• **DATA IN THIS EXERCISE**
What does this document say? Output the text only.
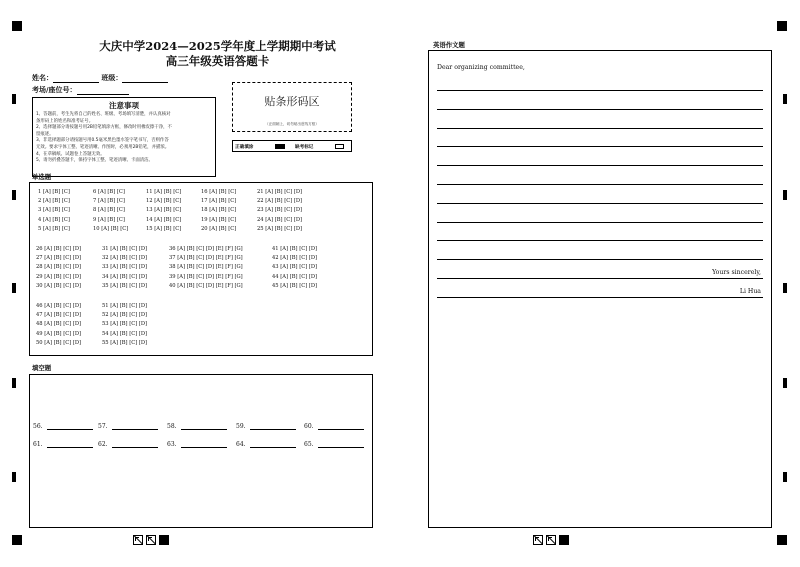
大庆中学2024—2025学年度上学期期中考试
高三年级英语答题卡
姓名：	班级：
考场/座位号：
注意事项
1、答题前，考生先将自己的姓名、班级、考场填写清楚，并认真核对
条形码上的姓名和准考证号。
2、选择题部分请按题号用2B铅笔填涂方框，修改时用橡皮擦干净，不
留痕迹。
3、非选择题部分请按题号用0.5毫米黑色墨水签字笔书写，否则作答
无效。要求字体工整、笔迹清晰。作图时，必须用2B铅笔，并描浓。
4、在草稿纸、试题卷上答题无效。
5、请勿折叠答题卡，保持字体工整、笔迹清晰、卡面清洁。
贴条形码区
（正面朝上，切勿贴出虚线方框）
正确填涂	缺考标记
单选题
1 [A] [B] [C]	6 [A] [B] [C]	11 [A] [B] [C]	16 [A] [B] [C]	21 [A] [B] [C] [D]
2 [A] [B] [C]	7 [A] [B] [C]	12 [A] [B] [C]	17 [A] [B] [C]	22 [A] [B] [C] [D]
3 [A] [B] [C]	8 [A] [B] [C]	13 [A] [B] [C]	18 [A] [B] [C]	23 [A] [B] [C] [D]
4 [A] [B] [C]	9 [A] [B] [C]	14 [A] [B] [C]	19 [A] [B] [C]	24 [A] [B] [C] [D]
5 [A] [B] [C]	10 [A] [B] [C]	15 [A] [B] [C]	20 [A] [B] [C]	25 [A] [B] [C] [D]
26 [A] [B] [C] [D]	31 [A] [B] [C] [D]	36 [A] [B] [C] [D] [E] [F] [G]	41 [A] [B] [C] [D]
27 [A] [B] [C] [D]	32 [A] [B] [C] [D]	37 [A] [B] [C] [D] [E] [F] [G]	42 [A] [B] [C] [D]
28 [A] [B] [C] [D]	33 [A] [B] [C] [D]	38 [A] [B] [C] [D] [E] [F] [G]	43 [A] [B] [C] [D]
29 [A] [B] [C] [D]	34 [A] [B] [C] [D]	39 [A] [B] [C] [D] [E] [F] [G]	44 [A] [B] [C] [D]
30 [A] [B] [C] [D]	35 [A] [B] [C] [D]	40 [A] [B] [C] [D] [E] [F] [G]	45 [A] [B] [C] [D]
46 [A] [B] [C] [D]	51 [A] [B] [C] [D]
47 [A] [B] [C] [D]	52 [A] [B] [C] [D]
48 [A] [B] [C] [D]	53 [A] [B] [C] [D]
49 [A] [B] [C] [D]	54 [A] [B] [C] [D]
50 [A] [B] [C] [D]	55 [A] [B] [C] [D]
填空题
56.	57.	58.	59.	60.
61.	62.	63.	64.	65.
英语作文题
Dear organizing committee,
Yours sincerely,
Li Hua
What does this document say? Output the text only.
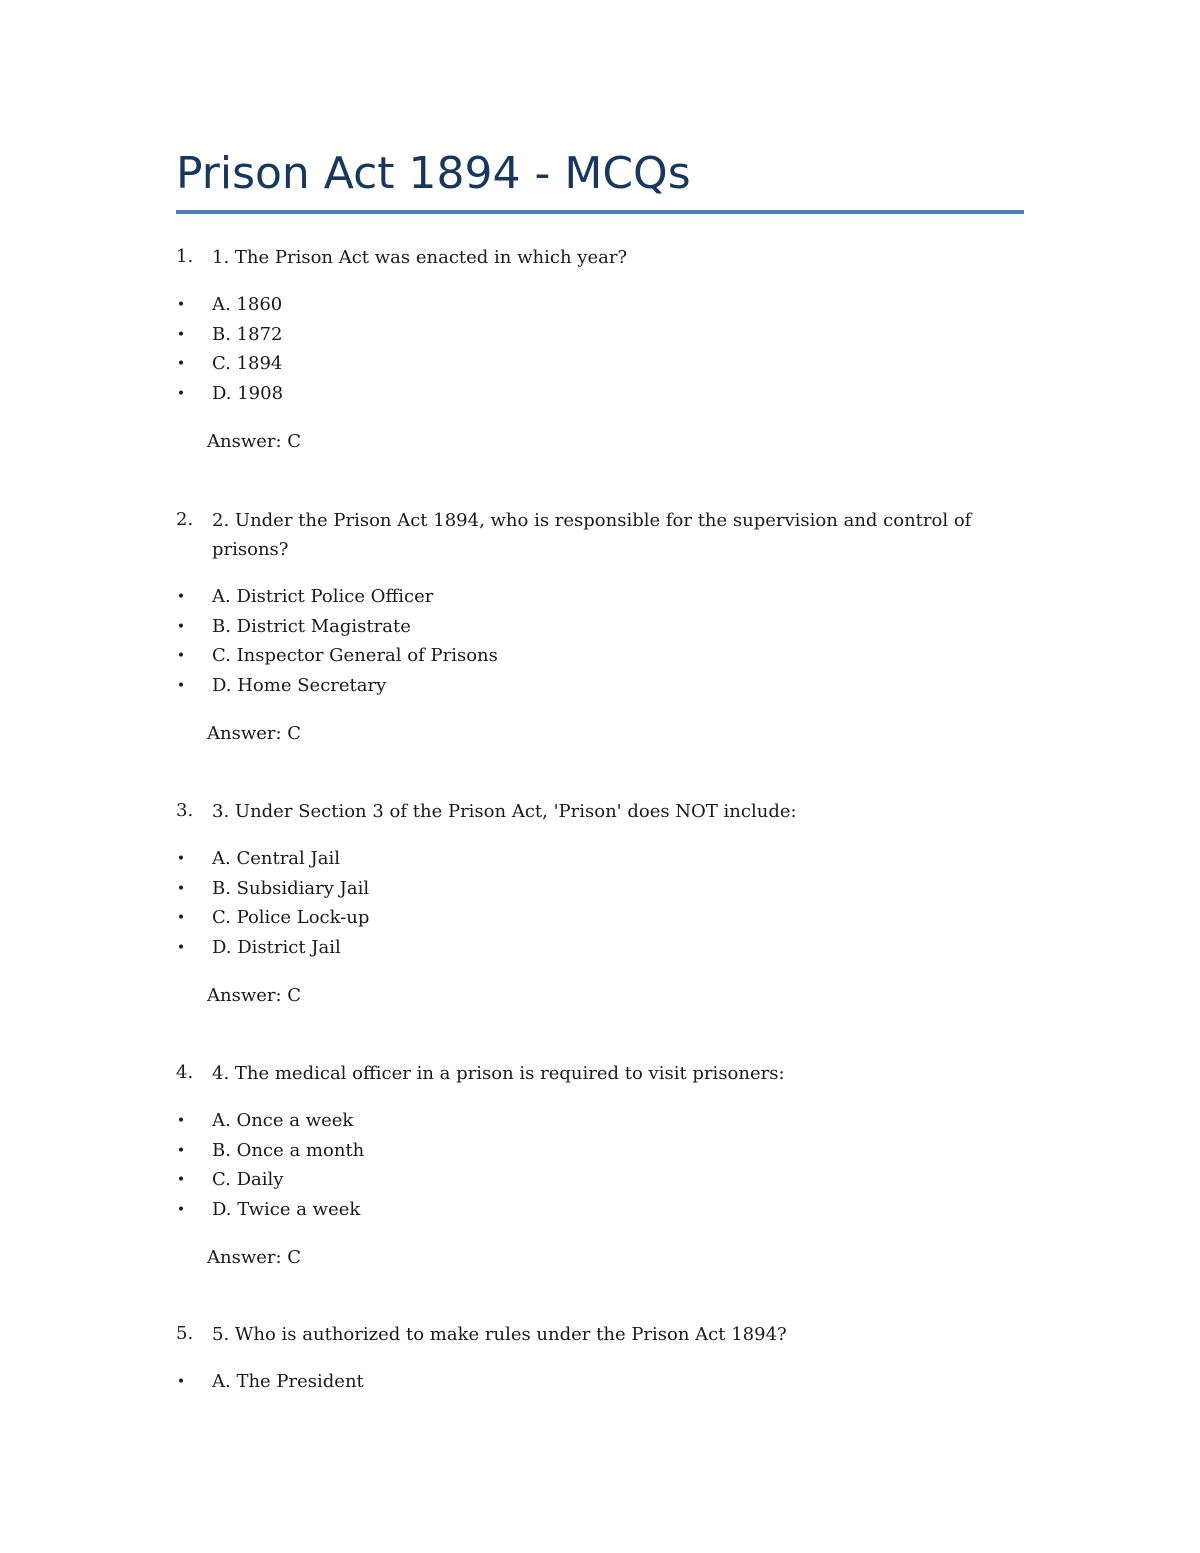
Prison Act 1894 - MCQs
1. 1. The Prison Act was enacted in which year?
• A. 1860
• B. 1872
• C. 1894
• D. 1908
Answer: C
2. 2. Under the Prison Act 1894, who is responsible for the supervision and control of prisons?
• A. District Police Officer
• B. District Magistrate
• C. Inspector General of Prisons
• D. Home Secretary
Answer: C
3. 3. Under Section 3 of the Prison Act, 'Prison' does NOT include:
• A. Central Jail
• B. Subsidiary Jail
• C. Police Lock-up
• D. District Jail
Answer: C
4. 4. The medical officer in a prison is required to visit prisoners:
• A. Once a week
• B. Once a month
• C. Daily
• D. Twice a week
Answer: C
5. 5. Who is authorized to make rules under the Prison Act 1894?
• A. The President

• **JOB**
Every entry should be returned exactly as written, minus the pictures.

• **SOLUTION FOR THIS PROBLEM**
What does this document say? Output the text only.
大庆中学2024—2025学年度上学期期中考试
高三年级英语答题卡
姓名：	班级：
考场/座位号：
注意事项
1、答题前，考生先将自己的姓名、班级、考场填写清楚，并认真核对
条形码上的姓名和准考证号。
2、选择题部分请按题号用2B铅笔填涂方框，修改时用橡皮擦干净，不
留痕迹。
3、非选择题部分请按题号用0.5毫米黑色墨水签字笔书写，否则作答
无效。要求字体工整、笔迹清晰。作图时，必须用2B铅笔，并描浓。
4、在草稿纸、试题卷上答题无效。
5、请勿折叠答题卡，保持字体工整、笔迹清晰、卡面清洁。
贴条形码区
（正面朝上，切勿贴出虚线方框）
正确填涂	缺考标记
单选题
1 [A] [B] [C]	6 [A] [B] [C]	11 [A] [B] [C]	16 [A] [B] [C]	21 [A] [B] [C] [D]
2 [A] [B] [C]	7 [A] [B] [C]	12 [A] [B] [C]	17 [A] [B] [C]	22 [A] [B] [C] [D]
3 [A] [B] [C]	8 [A] [B] [C]	13 [A] [B] [C]	18 [A] [B] [C]	23 [A] [B] [C] [D]
4 [A] [B] [C]	9 [A] [B] [C]	14 [A] [B] [C]	19 [A] [B] [C]	24 [A] [B] [C] [D]
5 [A] [B] [C]	10 [A] [B] [C]	15 [A] [B] [C]	20 [A] [B] [C]	25 [A] [B] [C] [D]
26 [A] [B] [C] [D]	31 [A] [B] [C] [D]	36 [A] [B] [C] [D] [E] [F] [G]	41 [A] [B] [C] [D]
27 [A] [B] [C] [D]	32 [A] [B] [C] [D]	37 [A] [B] [C] [D] [E] [F] [G]	42 [A] [B] [C] [D]
28 [A] [B] [C] [D]	33 [A] [B] [C] [D]	38 [A] [B] [C] [D] [E] [F] [G]	43 [A] [B] [C] [D]
29 [A] [B] [C] [D]	34 [A] [B] [C] [D]	39 [A] [B] [C] [D] [E] [F] [G]	44 [A] [B] [C] [D]
30 [A] [B] [C] [D]	35 [A] [B] [C] [D]	40 [A] [B] [C] [D] [E] [F] [G]	45 [A] [B] [C] [D]
46 [A] [B] [C] [D]	51 [A] [B] [C] [D]
47 [A] [B] [C] [D]	52 [A] [B] [C] [D]
48 [A] [B] [C] [D]	53 [A] [B] [C] [D]
49 [A] [B] [C] [D]	54 [A] [B] [C] [D]
50 [A] [B] [C] [D]	55 [A] [B] [C] [D]
填空题
56.	57.	58.	59.	60.
61.	62.	63.	64.	65.
英语作文题
Dear organizing committee,
Yours sincerely,
Li Hua
What does this document say? Output the text only.
Prison Act 1894 - MCQs
1. 1. The Prison Act was enacted in which year?
• A. 1860
• B. 1872
• C. 1894
• D. 1908
Answer: C
2. 2. Under the Prison Act 1894, who is responsible for the supervision and control of prisons?
• A. District Police Officer
• B. District Magistrate
• C. Inspector General of Prisons
• D. Home Secretary
Answer: C
3. 3. Under Section 3 of the Prison Act, 'Prison' does NOT include:
• A. Central Jail
• B. Subsidiary Jail
• C. Police Lock-up
• D. District Jail
Answer: C
4. 4. The medical officer in a prison is required to visit prisoners:
• A. Once a week
• B. Once a month
• C. Daily
• D. Twice a week
Answer: C
5. 5. Who is authorized to make rules under the Prison Act 1894?
• A. The President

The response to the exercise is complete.